• **Stated task**: Drop the pictures, then extract the listing word for word.

• **Data extracted from a collection**:
________________________
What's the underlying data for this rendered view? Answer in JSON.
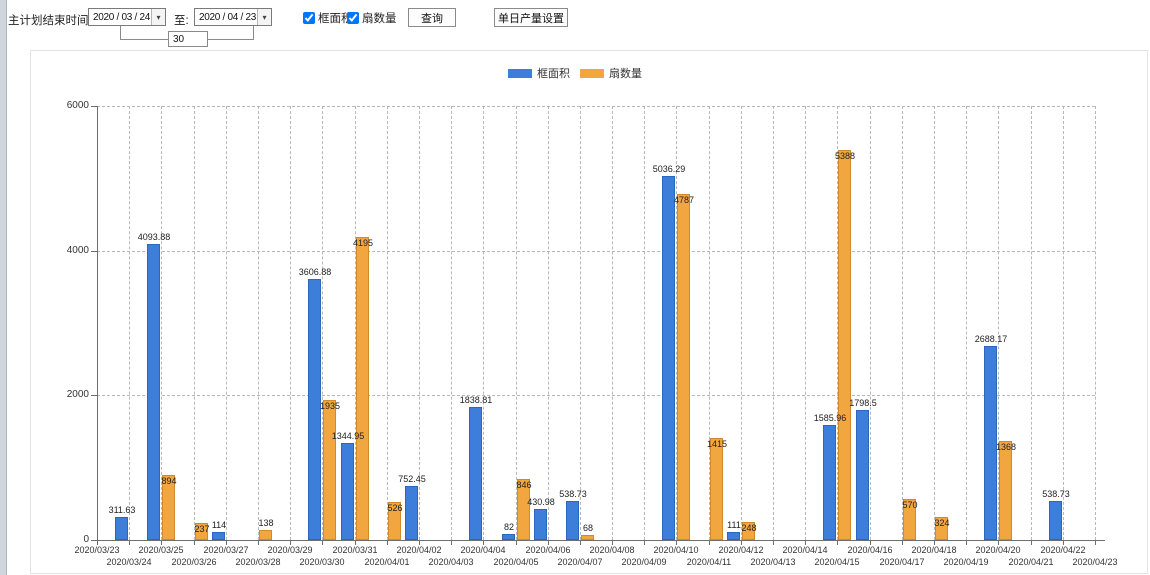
{
  "toolbar": {
    "label_end_time": "主计划结束时间:",
    "start_date": "2020 / 03 / 24",
    "to_label": "至:",
    "end_date": "2020 / 04 / 23",
    "interval_days": "30",
    "checkbox_frame_area": "框面积",
    "checkbox_fan_count": "扇数量",
    "query_button": "查询",
    "daily_output_button": "单日产量设置"
  },
  "chart_data": {
    "type": "bar",
    "title": "",
    "xlabel": "",
    "ylabel": "",
    "ylim": [
      0,
      6000
    ],
    "yticks": [
      0,
      2000,
      4000,
      6000
    ],
    "grid": true,
    "legend_position": "top",
    "categories": [
      "2020/03/23",
      "2020/03/24",
      "2020/03/25",
      "2020/03/26",
      "2020/03/27",
      "2020/03/28",
      "2020/03/29",
      "2020/03/30",
      "2020/03/31",
      "2020/04/01",
      "2020/04/02",
      "2020/04/03",
      "2020/04/04",
      "2020/04/05",
      "2020/04/06",
      "2020/04/07",
      "2020/04/08",
      "2020/04/09",
      "2020/04/10",
      "2020/04/11",
      "2020/04/12",
      "2020/04/13",
      "2020/04/14",
      "2020/04/15",
      "2020/04/16",
      "2020/04/17",
      "2020/04/18",
      "2020/04/19",
      "2020/04/20",
      "2020/04/21",
      "2020/04/22",
      "2020/04/23"
    ],
    "series": [
      {
        "name": "框面积",
        "color": "#3d7edb",
        "values": [
          null,
          311.63,
          4093.88,
          null,
          114,
          null,
          null,
          3606.88,
          1344.95,
          null,
          752.45,
          null,
          1838.81,
          82,
          430.98,
          538.73,
          null,
          null,
          5036.29,
          null,
          111,
          null,
          null,
          1585.96,
          1798.5,
          null,
          null,
          null,
          2688.17,
          null,
          538.73,
          null
        ]
      },
      {
        "name": "扇数量",
        "color": "#f2a640",
        "values": [
          null,
          null,
          894,
          237,
          null,
          138,
          null,
          1935,
          4195,
          526,
          null,
          null,
          null,
          846,
          null,
          68,
          null,
          null,
          4787,
          1415,
          248,
          null,
          null,
          5388,
          null,
          570,
          324,
          null,
          1368,
          null,
          null,
          null
        ]
      }
    ]
  }
}
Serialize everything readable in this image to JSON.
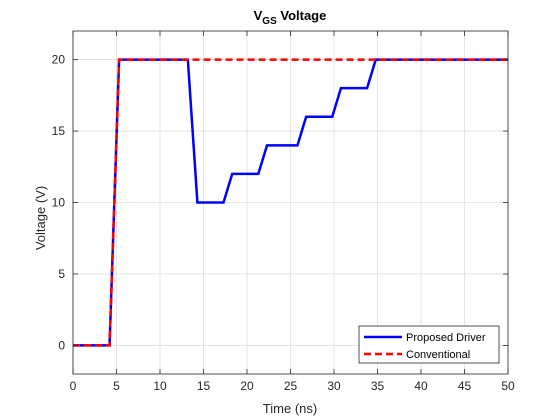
{
  "chart_data": {
    "type": "line",
    "title": "V_GS Voltage",
    "title_main": "V",
    "title_sub": "GS",
    "title_rest": " Voltage",
    "xlabel": "Time (ns)",
    "ylabel": "Voltage (V)",
    "xlim": [
      0,
      50
    ],
    "ylim": [
      -2,
      22
    ],
    "xticks": [
      0,
      5,
      10,
      15,
      20,
      25,
      30,
      35,
      40,
      45,
      50
    ],
    "yticks": [
      0,
      5,
      10,
      15,
      20
    ],
    "grid": true,
    "legend_position": "bottom-right",
    "series": [
      {
        "name": "Proposed Driver",
        "color": "#0000ff",
        "style": "solid",
        "x": [
          0,
          4.2,
          5.3,
          13.2,
          14.3,
          17.3,
          18.3,
          21.3,
          22.3,
          25.8,
          26.8,
          29.8,
          30.8,
          33.8,
          34.8,
          50
        ],
        "y": [
          0,
          0,
          20,
          20,
          10,
          10,
          12,
          12,
          14,
          14,
          16,
          16,
          18,
          18,
          20,
          20
        ]
      },
      {
        "name": "Conventional",
        "color": "#ff0000",
        "style": "dashed",
        "x": [
          0,
          4.2,
          5.3,
          50
        ],
        "y": [
          0,
          0,
          20,
          20
        ]
      }
    ]
  }
}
________________________
• **Correct result**:
What's the underlying data for this rendered view? Answer in JSON.
{
  "toolbar": {
    "label_end_time": "主计划结束时间:",
    "start_date": "2020 / 03 / 24",
    "to_label": "至:",
    "end_date": "2020 / 04 / 23",
    "interval_days": "30",
    "checkbox_frame_area": "框面积",
    "checkbox_fan_count": "扇数量",
    "query_button": "查询",
    "daily_output_button": "单日产量设置"
  },
  "chart_data": {
    "type": "bar",
    "title": "",
    "xlabel": "",
    "ylabel": "",
    "ylim": [
      0,
      6000
    ],
    "yticks": [
      0,
      2000,
      4000,
      6000
    ],
    "grid": true,
    "legend_position": "top",
    "categories": [
      "2020/03/23",
      "2020/03/24",
      "2020/03/25",
      "2020/03/26",
      "2020/03/27",
      "2020/03/28",
      "2020/03/29",
      "2020/03/30",
      "2020/03/31",
      "2020/04/01",
      "2020/04/02",
      "2020/04/03",
      "2020/04/04",
      "2020/04/05",
      "2020/04/06",
      "2020/04/07",
      "2020/04/08",
      "2020/04/09",
      "2020/04/10",
      "2020/04/11",
      "2020/04/12",
      "2020/04/13",
      "2020/04/14",
      "2020/04/15",
      "2020/04/16",
      "2020/04/17",
      "2020/04/18",
      "2020/04/19",
      "2020/04/20",
      "2020/04/21",
      "2020/04/22",
      "2020/04/23"
    ],
    "series": [
      {
        "name": "框面积",
        "color": "#3d7edb",
        "values": [
          null,
          311.63,
          4093.88,
          null,
          114,
          null,
          null,
          3606.88,
          1344.95,
          null,
          752.45,
          null,
          1838.81,
          82,
          430.98,
          538.73,
          null,
          null,
          5036.29,
          null,
          111,
          null,
          null,
          1585.96,
          1798.5,
          null,
          null,
          null,
          2688.17,
          null,
          538.73,
          null
        ]
      },
      {
        "name": "扇数量",
        "color": "#f2a640",
        "values": [
          null,
          null,
          894,
          237,
          null,
          138,
          null,
          1935,
          4195,
          526,
          null,
          null,
          null,
          846,
          null,
          68,
          null,
          null,
          4787,
          1415,
          248,
          null,
          null,
          5388,
          null,
          570,
          324,
          null,
          1368,
          null,
          null,
          null
        ]
      }
    ]
  }
}
Serialize everything readable in this image to JSON.
{
  "chart_data": {
    "type": "line",
    "title": "V_GS Voltage",
    "title_main": "V",
    "title_sub": "GS",
    "title_rest": " Voltage",
    "xlabel": "Time (ns)",
    "ylabel": "Voltage (V)",
    "xlim": [
      0,
      50
    ],
    "ylim": [
      -2,
      22
    ],
    "xticks": [
      0,
      5,
      10,
      15,
      20,
      25,
      30,
      35,
      40,
      45,
      50
    ],
    "yticks": [
      0,
      5,
      10,
      15,
      20
    ],
    "grid": true,
    "legend_position": "bottom-right",
    "series": [
      {
        "name": "Proposed Driver",
        "color": "#0000ff",
        "style": "solid",
        "x": [
          0,
          4.2,
          5.3,
          13.2,
          14.3,
          17.3,
          18.3,
          21.3,
          22.3,
          25.8,
          26.8,
          29.8,
          30.8,
          33.8,
          34.8,
          50
        ],
        "y": [
          0,
          0,
          20,
          20,
          10,
          10,
          12,
          12,
          14,
          14,
          16,
          16,
          18,
          18,
          20,
          20
        ]
      },
      {
        "name": "Conventional",
        "color": "#ff0000",
        "style": "dashed",
        "x": [
          0,
          4.2,
          5.3,
          50
        ],
        "y": [
          0,
          0,
          20,
          20
        ]
      }
    ]
  }
}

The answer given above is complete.